▶ WHAT THIS TASK INVOLVES:
Report, word for word, every line of the material that contains "surfaces".

────────

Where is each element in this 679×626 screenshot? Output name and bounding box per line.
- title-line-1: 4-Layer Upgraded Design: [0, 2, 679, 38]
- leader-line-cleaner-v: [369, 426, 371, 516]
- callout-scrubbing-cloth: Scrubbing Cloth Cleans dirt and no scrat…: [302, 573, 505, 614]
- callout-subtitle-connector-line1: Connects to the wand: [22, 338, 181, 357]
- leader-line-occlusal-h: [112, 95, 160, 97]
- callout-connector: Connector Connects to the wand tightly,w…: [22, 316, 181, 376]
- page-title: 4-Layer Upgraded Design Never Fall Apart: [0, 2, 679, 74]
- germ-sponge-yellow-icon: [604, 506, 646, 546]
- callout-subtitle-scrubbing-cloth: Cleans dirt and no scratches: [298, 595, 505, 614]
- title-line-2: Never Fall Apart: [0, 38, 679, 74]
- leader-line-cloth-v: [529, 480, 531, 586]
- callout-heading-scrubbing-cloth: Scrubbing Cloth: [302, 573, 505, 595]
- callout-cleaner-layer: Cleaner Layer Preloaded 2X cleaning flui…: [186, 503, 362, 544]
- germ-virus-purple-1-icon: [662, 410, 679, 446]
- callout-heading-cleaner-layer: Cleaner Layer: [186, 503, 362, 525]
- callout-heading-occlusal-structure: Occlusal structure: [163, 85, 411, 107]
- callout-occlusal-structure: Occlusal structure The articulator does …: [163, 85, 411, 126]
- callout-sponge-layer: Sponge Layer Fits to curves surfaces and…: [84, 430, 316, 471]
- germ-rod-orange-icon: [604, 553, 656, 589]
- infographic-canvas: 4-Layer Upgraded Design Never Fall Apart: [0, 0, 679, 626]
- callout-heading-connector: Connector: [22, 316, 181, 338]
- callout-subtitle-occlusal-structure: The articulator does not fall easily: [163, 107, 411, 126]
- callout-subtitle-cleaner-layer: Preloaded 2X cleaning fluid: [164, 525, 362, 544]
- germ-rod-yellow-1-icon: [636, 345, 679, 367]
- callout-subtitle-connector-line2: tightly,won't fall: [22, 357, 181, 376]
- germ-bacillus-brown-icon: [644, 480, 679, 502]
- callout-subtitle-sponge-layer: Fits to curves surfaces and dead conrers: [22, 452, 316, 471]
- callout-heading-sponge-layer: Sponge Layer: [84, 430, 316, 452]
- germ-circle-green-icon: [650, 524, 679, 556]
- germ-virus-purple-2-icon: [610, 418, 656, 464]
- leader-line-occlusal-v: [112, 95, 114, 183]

────────

▶ SOLUTION FOR THIS PROBLEM:
- callout-sponge-layer: Sponge Layer Fits to curves surfaces and…: [84, 430, 316, 471]
- callout-subtitle-sponge-layer: Fits to curves surfaces and dead conrers: [22, 452, 316, 471]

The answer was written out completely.